Your task: Omit every picture while repeating the entries exactly.

Material:
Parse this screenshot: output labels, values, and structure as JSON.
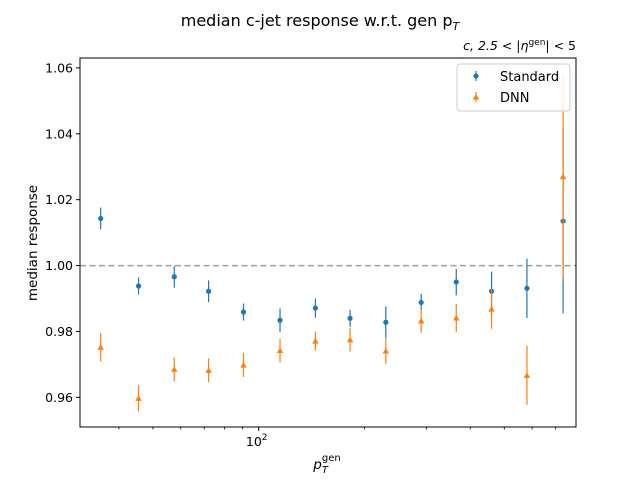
{
  "chart_data": {
    "type": "scatter",
    "title": "median c-jet response w.r.t. gen p",
    "title_sub": "T",
    "annotation": {
      "prefix": "c, 2.5 < |",
      "eta": "η",
      "sup": "gen",
      "suffix": "| < 5"
    },
    "xlabel": {
      "base": "p",
      "sub": "T",
      "sup": "gen"
    },
    "ylabel": "median response",
    "x_scale": "log",
    "xlim": [
      31,
      800
    ],
    "ylim": [
      0.951,
      1.063
    ],
    "x_ticks": [
      {
        "value": 100,
        "base": "10",
        "exp": "2"
      }
    ],
    "y_ticks": [
      {
        "value": 0.96,
        "label": "0.96"
      },
      {
        "value": 0.98,
        "label": "0.98"
      },
      {
        "value": 1.0,
        "label": "1.00"
      },
      {
        "value": 1.02,
        "label": "1.02"
      },
      {
        "value": 1.04,
        "label": "1.04"
      },
      {
        "value": 1.06,
        "label": "1.06"
      }
    ],
    "reference_line": {
      "y": 1.0,
      "style": "dashed",
      "color": "#a0a0a0"
    },
    "grid": false,
    "legend": {
      "position": "top-right"
    },
    "series": [
      {
        "name": "Standard",
        "marker": "circle",
        "color": "#1f77b4",
        "points": [
          {
            "x": 35.5,
            "y": 1.0143,
            "err": 0.0033
          },
          {
            "x": 45.5,
            "y": 0.9938,
            "err": 0.0026
          },
          {
            "x": 57.5,
            "y": 0.9966,
            "err": 0.0033
          },
          {
            "x": 72,
            "y": 0.9922,
            "err": 0.0033
          },
          {
            "x": 90.5,
            "y": 0.9859,
            "err": 0.0026
          },
          {
            "x": 115,
            "y": 0.9834,
            "err": 0.0036
          },
          {
            "x": 145,
            "y": 0.9871,
            "err": 0.0029
          },
          {
            "x": 182,
            "y": 0.984,
            "err": 0.0026
          },
          {
            "x": 230,
            "y": 0.9828,
            "err": 0.0048
          },
          {
            "x": 290,
            "y": 0.9888,
            "err": 0.0026
          },
          {
            "x": 365,
            "y": 0.995,
            "err": 0.004
          },
          {
            "x": 460,
            "y": 0.9922,
            "err": 0.006
          },
          {
            "x": 580,
            "y": 0.9931,
            "err": 0.009
          },
          {
            "x": 735,
            "y": 1.0135,
            "err": 0.028
          }
        ]
      },
      {
        "name": "DNN",
        "marker": "triangle",
        "color": "#ff7f0e",
        "points": [
          {
            "x": 35.5,
            "y": 0.9752,
            "err": 0.0043
          },
          {
            "x": 45.5,
            "y": 0.9597,
            "err": 0.004
          },
          {
            "x": 57.5,
            "y": 0.9685,
            "err": 0.0036
          },
          {
            "x": 72,
            "y": 0.9682,
            "err": 0.0036
          },
          {
            "x": 90.5,
            "y": 0.9698,
            "err": 0.0036
          },
          {
            "x": 115,
            "y": 0.9742,
            "err": 0.0036
          },
          {
            "x": 145,
            "y": 0.9771,
            "err": 0.0029
          },
          {
            "x": 182,
            "y": 0.9775,
            "err": 0.0036
          },
          {
            "x": 230,
            "y": 0.9741,
            "err": 0.004
          },
          {
            "x": 290,
            "y": 0.9832,
            "err": 0.0036
          },
          {
            "x": 365,
            "y": 0.9841,
            "err": 0.0043
          },
          {
            "x": 460,
            "y": 0.9868,
            "err": 0.006
          },
          {
            "x": 580,
            "y": 0.9667,
            "err": 0.009
          },
          {
            "x": 735,
            "y": 1.027,
            "err": 0.031
          }
        ]
      }
    ]
  }
}
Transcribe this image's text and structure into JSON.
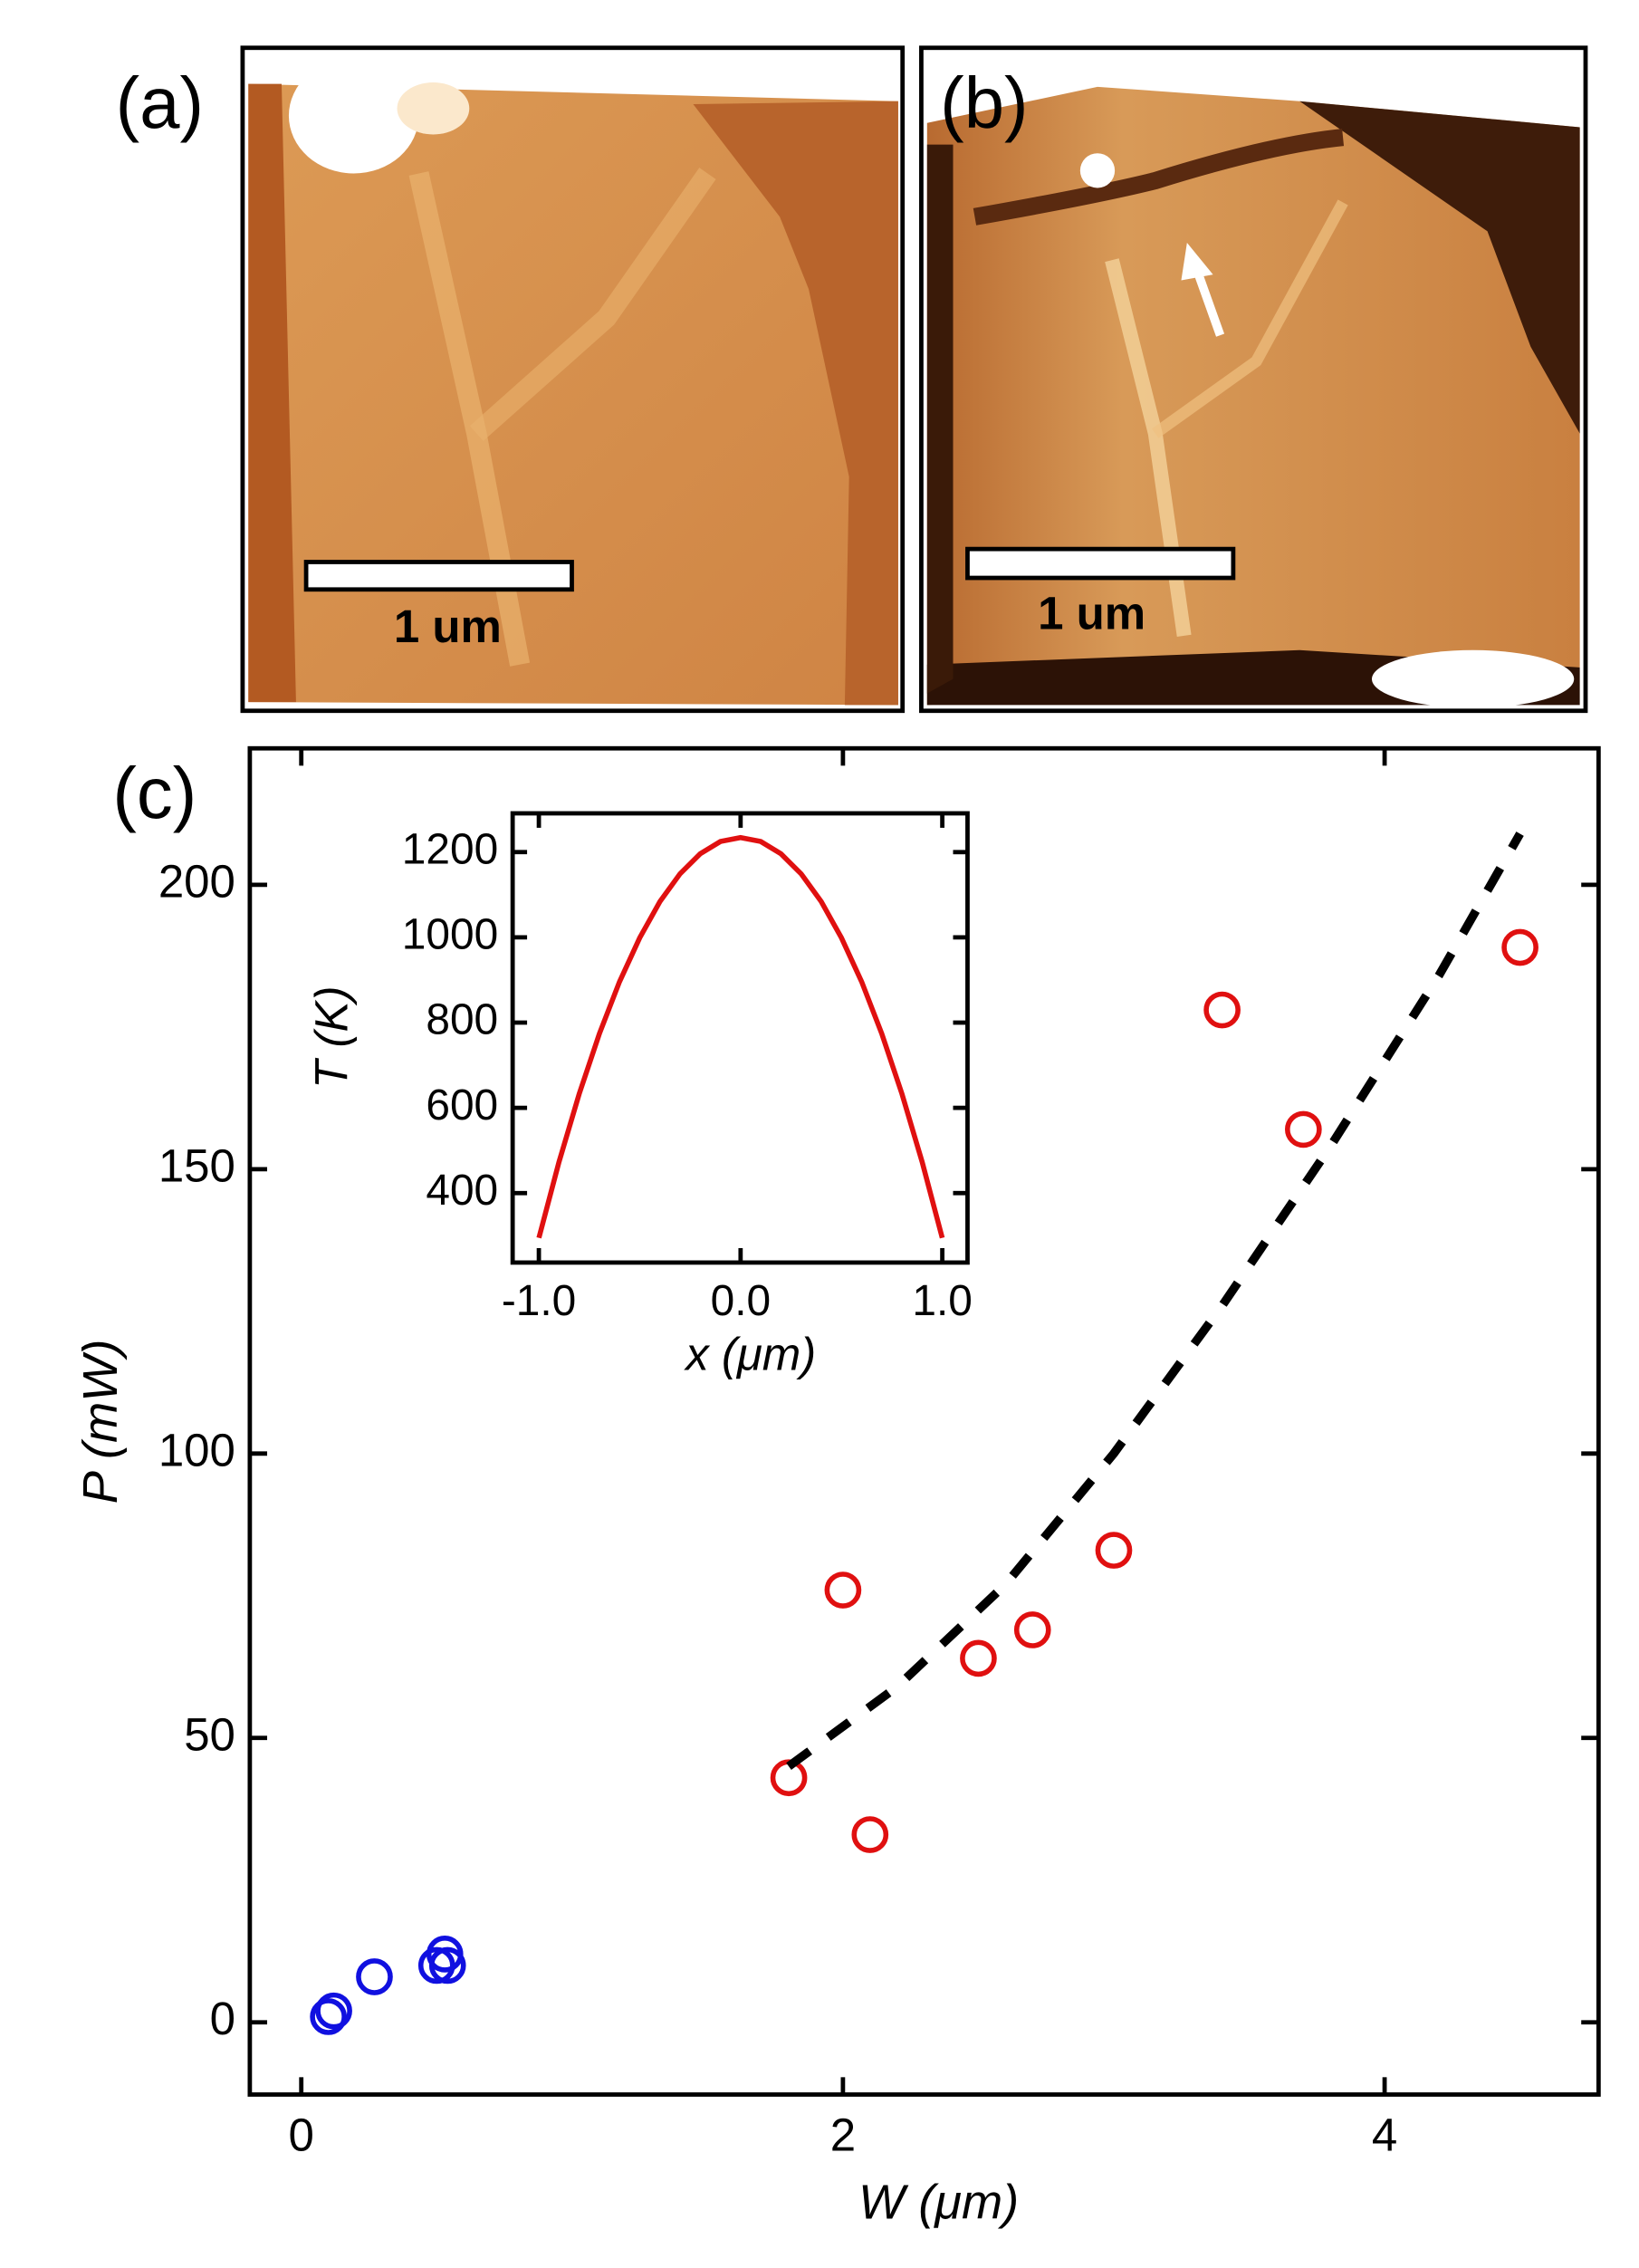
{
  "images": [
    {
      "label": "(a)",
      "scale_bar": "1 um"
    },
    {
      "label": "(b)",
      "scale_bar": "1 um"
    }
  ],
  "chart_data": [
    {
      "type": "scatter",
      "panel_label": "(c)",
      "x_label": "W (μm)",
      "y_label": "P (mW)",
      "xlim": [
        -0.19,
        4.79
      ],
      "ylim": [
        -12.7,
        224
      ],
      "xticks": [
        0,
        2,
        4
      ],
      "yticks": [
        0,
        50,
        100,
        150,
        200
      ],
      "series": [
        {
          "color": "#e01010",
          "x": [
            1.8,
            2.0,
            2.1,
            2.5,
            2.7,
            3.0,
            3.4,
            3.7,
            4.5
          ],
          "values": [
            43,
            76,
            33,
            64,
            69,
            83,
            178,
            157,
            189
          ]
        },
        {
          "color": "#1010e0",
          "x": [
            0.1,
            0.12,
            0.27,
            0.5,
            0.53,
            0.54
          ],
          "values": [
            1,
            2,
            8,
            10,
            12,
            10
          ]
        },
        {
          "color": "#000000",
          "style": "dashed",
          "x": [
            1.8,
            2.2,
            2.6,
            3.0,
            3.4,
            3.8,
            4.2,
            4.5
          ],
          "values": [
            45,
            59,
            77,
            100,
            126,
            154,
            184,
            209
          ]
        }
      ]
    },
    {
      "type": "line",
      "x_label": "x (μm)",
      "y_label": "T (K)",
      "xlim": [
        -1.13,
        1.125
      ],
      "ylim": [
        237,
        1291
      ],
      "xticks": [
        {
          "value": -1,
          "label": "-1.0"
        },
        {
          "value": 0,
          "label": "0.0"
        },
        {
          "value": 1,
          "label": "1.0"
        }
      ],
      "yticks": [
        400,
        600,
        800,
        1000,
        1200
      ],
      "series": [
        {
          "color": "#e01010",
          "x": [
            -1,
            -0.9,
            -0.8,
            -0.7,
            -0.6,
            -0.5,
            -0.4,
            -0.3,
            -0.2,
            -0.1,
            0,
            0.1,
            0.2,
            0.3,
            0.4,
            0.5,
            0.6,
            0.7,
            0.8,
            0.9,
            1
          ],
          "values": [
            295,
            473,
            633,
            774,
            896,
            999,
            1084,
            1149,
            1196,
            1225,
            1234,
            1225,
            1196,
            1149,
            1084,
            999,
            896,
            774,
            633,
            473,
            295
          ]
        }
      ]
    }
  ]
}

In response:
Parse this screenshot: output labels, values, and structure as JSON.
{
  "chart_data": {
    "type": "scatter",
    "title": "median c-jet response w.r.t. gen p",
    "title_sub": "T",
    "annotation": {
      "prefix": "c, 2.5 < |",
      "eta": "η",
      "sup": "gen",
      "suffix": "| < 5"
    },
    "xlabel": {
      "base": "p",
      "sub": "T",
      "sup": "gen"
    },
    "ylabel": "median response",
    "x_scale": "log",
    "xlim": [
      31,
      800
    ],
    "ylim": [
      0.951,
      1.063
    ],
    "x_ticks": [
      {
        "value": 100,
        "base": "10",
        "exp": "2"
      }
    ],
    "y_ticks": [
      {
        "value": 0.96,
        "label": "0.96"
      },
      {
        "value": 0.98,
        "label": "0.98"
      },
      {
        "value": 1.0,
        "label": "1.00"
      },
      {
        "value": 1.02,
        "label": "1.02"
      },
      {
        "value": 1.04,
        "label": "1.04"
      },
      {
        "value": 1.06,
        "label": "1.06"
      }
    ],
    "reference_line": {
      "y": 1.0,
      "style": "dashed",
      "color": "#a0a0a0"
    },
    "grid": false,
    "legend": {
      "position": "top-right"
    },
    "series": [
      {
        "name": "Standard",
        "marker": "circle",
        "color": "#1f77b4",
        "points": [
          {
            "x": 35.5,
            "y": 1.0143,
            "err": 0.0033
          },
          {
            "x": 45.5,
            "y": 0.9938,
            "err": 0.0026
          },
          {
            "x": 57.5,
            "y": 0.9966,
            "err": 0.0033
          },
          {
            "x": 72,
            "y": 0.9922,
            "err": 0.0033
          },
          {
            "x": 90.5,
            "y": 0.9859,
            "err": 0.0026
          },
          {
            "x": 115,
            "y": 0.9834,
            "err": 0.0036
          },
          {
            "x": 145,
            "y": 0.9871,
            "err": 0.0029
          },
          {
            "x": 182,
            "y": 0.984,
            "err": 0.0026
          },
          {
            "x": 230,
            "y": 0.9828,
            "err": 0.0048
          },
          {
            "x": 290,
            "y": 0.9888,
            "err": 0.0026
          },
          {
            "x": 365,
            "y": 0.995,
            "err": 0.004
          },
          {
            "x": 460,
            "y": 0.9922,
            "err": 0.006
          },
          {
            "x": 580,
            "y": 0.9931,
            "err": 0.009
          },
          {
            "x": 735,
            "y": 1.0135,
            "err": 0.028
          }
        ]
      },
      {
        "name": "DNN",
        "marker": "triangle",
        "color": "#ff7f0e",
        "points": [
          {
            "x": 35.5,
            "y": 0.9752,
            "err": 0.0043
          },
          {
            "x": 45.5,
            "y": 0.9597,
            "err": 0.004
          },
          {
            "x": 57.5,
            "y": 0.9685,
            "err": 0.0036
          },
          {
            "x": 72,
            "y": 0.9682,
            "err": 0.0036
          },
          {
            "x": 90.5,
            "y": 0.9698,
            "err": 0.0036
          },
          {
            "x": 115,
            "y": 0.9742,
            "err": 0.0036
          },
          {
            "x": 145,
            "y": 0.9771,
            "err": 0.0029
          },
          {
            "x": 182,
            "y": 0.9775,
            "err": 0.0036
          },
          {
            "x": 230,
            "y": 0.9741,
            "err": 0.004
          },
          {
            "x": 290,
            "y": 0.9832,
            "err": 0.0036
          },
          {
            "x": 365,
            "y": 0.9841,
            "err": 0.0043
          },
          {
            "x": 460,
            "y": 0.9868,
            "err": 0.006
          },
          {
            "x": 580,
            "y": 0.9667,
            "err": 0.009
          },
          {
            "x": 735,
            "y": 1.027,
            "err": 0.031
          }
        ]
      }
    ]
  }
}
Transcribe this image's text and structure into JSON.
{
  "images": [
    {
      "label": "(a)",
      "scale_bar": "1 um"
    },
    {
      "label": "(b)",
      "scale_bar": "1 um"
    }
  ],
  "chart_data": [
    {
      "type": "scatter",
      "panel_label": "(c)",
      "x_label": "W (μm)",
      "y_label": "P (mW)",
      "xlim": [
        -0.19,
        4.79
      ],
      "ylim": [
        -12.7,
        224
      ],
      "xticks": [
        0,
        2,
        4
      ],
      "yticks": [
        0,
        50,
        100,
        150,
        200
      ],
      "series": [
        {
          "color": "#e01010",
          "x": [
            1.8,
            2.0,
            2.1,
            2.5,
            2.7,
            3.0,
            3.4,
            3.7,
            4.5
          ],
          "values": [
            43,
            76,
            33,
            64,
            69,
            83,
            178,
            157,
            189
          ]
        },
        {
          "color": "#1010e0",
          "x": [
            0.1,
            0.12,
            0.27,
            0.5,
            0.53,
            0.54
          ],
          "values": [
            1,
            2,
            8,
            10,
            12,
            10
          ]
        },
        {
          "color": "#000000",
          "style": "dashed",
          "x": [
            1.8,
            2.2,
            2.6,
            3.0,
            3.4,
            3.8,
            4.2,
            4.5
          ],
          "values": [
            45,
            59,
            77,
            100,
            126,
            154,
            184,
            209
          ]
        }
      ]
    },
    {
      "type": "line",
      "x_label": "x (μm)",
      "y_label": "T (K)",
      "xlim": [
        -1.13,
        1.125
      ],
      "ylim": [
        237,
        1291
      ],
      "xticks": [
        {
          "value": -1,
          "label": "-1.0"
        },
        {
          "value": 0,
          "label": "0.0"
        },
        {
          "value": 1,
          "label": "1.0"
        }
      ],
      "yticks": [
        400,
        600,
        800,
        1000,
        1200
      ],
      "series": [
        {
          "color": "#e01010",
          "x": [
            -1,
            -0.9,
            -0.8,
            -0.7,
            -0.6,
            -0.5,
            -0.4,
            -0.3,
            -0.2,
            -0.1,
            0,
            0.1,
            0.2,
            0.3,
            0.4,
            0.5,
            0.6,
            0.7,
            0.8,
            0.9,
            1
          ],
          "values": [
            295,
            473,
            633,
            774,
            896,
            999,
            1084,
            1149,
            1196,
            1225,
            1234,
            1225,
            1196,
            1149,
            1084,
            999,
            896,
            774,
            633,
            473,
            295
          ]
        }
      ]
    }
  ]
}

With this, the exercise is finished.